## WRITTEN INSTRUCTION
Select, from the material below, each line with "value" in it.

Records from a data source:
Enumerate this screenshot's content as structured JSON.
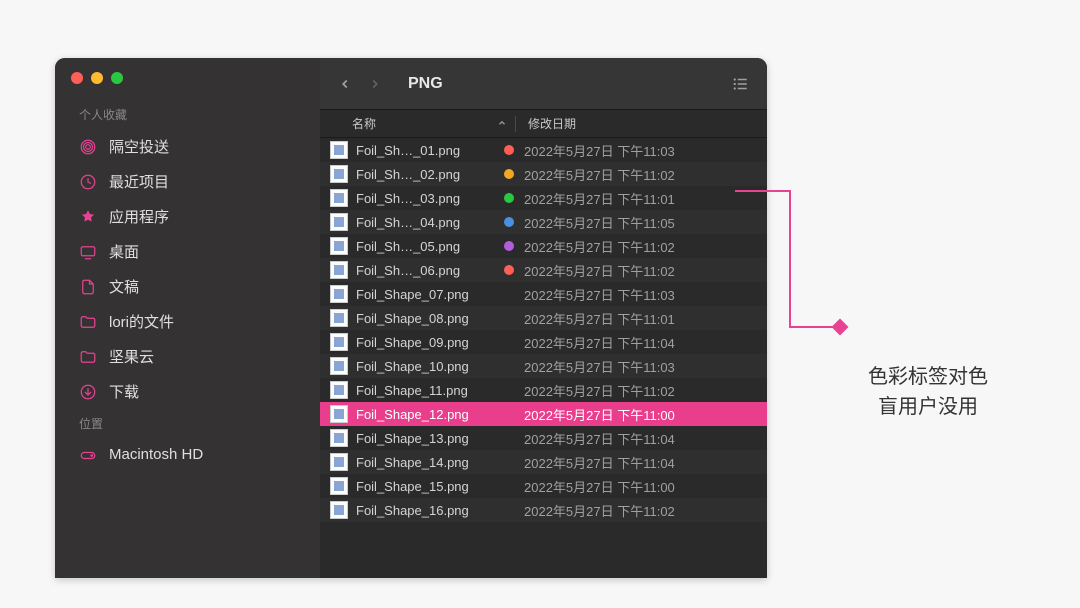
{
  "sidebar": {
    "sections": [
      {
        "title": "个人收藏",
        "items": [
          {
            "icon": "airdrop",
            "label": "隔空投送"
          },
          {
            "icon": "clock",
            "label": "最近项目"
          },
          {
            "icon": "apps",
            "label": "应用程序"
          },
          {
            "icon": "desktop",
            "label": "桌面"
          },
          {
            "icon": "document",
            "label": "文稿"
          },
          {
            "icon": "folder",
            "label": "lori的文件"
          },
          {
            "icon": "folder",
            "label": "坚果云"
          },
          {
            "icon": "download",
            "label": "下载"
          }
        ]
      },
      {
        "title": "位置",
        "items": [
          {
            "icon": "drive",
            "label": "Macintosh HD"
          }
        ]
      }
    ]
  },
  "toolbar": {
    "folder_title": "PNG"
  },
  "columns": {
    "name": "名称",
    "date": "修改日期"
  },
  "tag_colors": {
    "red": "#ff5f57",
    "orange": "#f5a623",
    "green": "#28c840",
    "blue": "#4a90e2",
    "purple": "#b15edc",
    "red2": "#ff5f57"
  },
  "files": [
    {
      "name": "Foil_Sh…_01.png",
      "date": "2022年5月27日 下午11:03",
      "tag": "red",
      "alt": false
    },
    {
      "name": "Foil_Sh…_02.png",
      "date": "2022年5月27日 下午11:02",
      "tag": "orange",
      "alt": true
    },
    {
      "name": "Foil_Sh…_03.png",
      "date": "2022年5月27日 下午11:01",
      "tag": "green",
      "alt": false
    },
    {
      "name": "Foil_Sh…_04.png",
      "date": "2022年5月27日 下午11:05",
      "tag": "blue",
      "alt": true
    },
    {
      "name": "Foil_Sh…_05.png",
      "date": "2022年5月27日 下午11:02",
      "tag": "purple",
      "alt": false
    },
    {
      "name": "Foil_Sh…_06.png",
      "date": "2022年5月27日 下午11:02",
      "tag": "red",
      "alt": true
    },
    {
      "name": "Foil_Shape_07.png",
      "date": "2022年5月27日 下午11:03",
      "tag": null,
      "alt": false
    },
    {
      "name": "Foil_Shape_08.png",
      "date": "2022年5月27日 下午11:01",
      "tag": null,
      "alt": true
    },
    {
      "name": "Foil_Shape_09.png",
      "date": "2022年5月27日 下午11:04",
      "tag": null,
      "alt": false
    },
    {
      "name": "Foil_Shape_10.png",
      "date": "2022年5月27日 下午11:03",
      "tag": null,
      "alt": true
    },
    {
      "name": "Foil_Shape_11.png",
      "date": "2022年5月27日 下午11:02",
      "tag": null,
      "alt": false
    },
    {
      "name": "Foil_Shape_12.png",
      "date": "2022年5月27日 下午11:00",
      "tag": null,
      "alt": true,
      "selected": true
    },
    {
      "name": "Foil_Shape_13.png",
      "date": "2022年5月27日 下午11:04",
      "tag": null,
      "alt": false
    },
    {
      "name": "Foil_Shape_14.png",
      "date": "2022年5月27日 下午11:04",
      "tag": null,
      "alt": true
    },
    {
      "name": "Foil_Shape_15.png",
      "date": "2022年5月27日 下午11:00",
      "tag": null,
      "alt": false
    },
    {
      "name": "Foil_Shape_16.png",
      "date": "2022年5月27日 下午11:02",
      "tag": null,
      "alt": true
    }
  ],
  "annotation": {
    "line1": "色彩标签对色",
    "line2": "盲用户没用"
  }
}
...
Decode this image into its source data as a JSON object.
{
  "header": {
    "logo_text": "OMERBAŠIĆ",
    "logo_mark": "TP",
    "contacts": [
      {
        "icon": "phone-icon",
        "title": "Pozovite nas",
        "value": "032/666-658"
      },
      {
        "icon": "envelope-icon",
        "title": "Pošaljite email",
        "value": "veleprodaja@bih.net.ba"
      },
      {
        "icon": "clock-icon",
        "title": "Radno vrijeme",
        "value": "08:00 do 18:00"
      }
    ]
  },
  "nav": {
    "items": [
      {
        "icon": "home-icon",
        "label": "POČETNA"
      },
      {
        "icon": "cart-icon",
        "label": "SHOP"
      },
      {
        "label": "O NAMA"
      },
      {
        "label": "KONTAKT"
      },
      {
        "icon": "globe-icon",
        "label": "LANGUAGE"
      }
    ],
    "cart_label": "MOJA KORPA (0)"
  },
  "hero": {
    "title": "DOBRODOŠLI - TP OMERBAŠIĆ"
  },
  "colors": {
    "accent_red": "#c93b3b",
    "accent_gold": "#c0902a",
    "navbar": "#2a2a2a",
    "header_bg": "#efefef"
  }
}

## SOLVED PROBLEM
        "value": "032/666-658"
        "value": "veleprodaja@bih.net.ba"
        "value": "08:00 do 18:00"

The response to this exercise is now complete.